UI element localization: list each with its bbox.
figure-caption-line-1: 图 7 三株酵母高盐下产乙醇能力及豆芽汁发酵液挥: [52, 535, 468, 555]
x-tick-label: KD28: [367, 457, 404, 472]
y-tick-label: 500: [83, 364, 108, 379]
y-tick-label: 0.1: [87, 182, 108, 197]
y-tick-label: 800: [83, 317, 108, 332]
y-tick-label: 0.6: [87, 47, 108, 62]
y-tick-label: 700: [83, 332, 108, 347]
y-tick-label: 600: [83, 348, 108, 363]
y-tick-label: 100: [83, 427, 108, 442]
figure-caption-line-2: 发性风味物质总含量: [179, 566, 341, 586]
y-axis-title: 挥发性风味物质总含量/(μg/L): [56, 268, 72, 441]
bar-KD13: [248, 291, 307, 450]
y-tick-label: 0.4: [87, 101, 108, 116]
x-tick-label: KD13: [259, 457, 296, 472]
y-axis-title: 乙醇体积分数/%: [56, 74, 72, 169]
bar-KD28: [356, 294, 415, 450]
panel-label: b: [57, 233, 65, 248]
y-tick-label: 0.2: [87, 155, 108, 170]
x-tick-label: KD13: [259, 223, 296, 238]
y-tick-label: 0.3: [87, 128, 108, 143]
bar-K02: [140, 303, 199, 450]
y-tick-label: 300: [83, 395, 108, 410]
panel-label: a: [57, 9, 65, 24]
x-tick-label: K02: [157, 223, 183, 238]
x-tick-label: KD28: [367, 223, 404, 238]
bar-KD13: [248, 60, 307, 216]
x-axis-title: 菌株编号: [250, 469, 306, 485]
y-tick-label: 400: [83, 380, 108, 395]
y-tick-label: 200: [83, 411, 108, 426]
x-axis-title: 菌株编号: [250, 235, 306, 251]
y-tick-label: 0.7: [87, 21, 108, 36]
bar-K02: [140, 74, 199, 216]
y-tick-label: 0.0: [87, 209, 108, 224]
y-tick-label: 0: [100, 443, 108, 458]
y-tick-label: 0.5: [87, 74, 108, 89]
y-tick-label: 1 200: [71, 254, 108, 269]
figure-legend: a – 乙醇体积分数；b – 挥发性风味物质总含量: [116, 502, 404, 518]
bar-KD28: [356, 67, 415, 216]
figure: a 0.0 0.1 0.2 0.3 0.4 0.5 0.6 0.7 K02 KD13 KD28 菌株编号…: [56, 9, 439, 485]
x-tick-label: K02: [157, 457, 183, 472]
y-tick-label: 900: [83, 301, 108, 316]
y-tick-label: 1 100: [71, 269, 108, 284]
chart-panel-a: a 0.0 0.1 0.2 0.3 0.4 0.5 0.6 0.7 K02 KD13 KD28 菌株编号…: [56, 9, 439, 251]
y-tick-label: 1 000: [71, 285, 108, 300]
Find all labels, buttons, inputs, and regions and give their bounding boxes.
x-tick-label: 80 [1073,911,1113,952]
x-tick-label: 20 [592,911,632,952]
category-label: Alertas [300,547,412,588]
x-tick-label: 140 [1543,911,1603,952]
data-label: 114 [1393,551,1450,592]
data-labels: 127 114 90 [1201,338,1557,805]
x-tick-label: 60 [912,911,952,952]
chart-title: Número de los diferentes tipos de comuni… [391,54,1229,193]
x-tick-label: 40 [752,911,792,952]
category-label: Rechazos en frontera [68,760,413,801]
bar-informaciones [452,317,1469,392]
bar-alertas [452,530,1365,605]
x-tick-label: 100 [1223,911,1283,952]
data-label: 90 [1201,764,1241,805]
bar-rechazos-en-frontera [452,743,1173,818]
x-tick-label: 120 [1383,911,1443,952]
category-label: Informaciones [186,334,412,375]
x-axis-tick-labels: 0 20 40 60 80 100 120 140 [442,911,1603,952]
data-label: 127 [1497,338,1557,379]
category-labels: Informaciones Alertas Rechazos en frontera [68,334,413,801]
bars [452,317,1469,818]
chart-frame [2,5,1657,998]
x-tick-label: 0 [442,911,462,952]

######

(Your goal): How many of the rows above contain the string "frontera"? Reply with the number alone.

(Reply): 3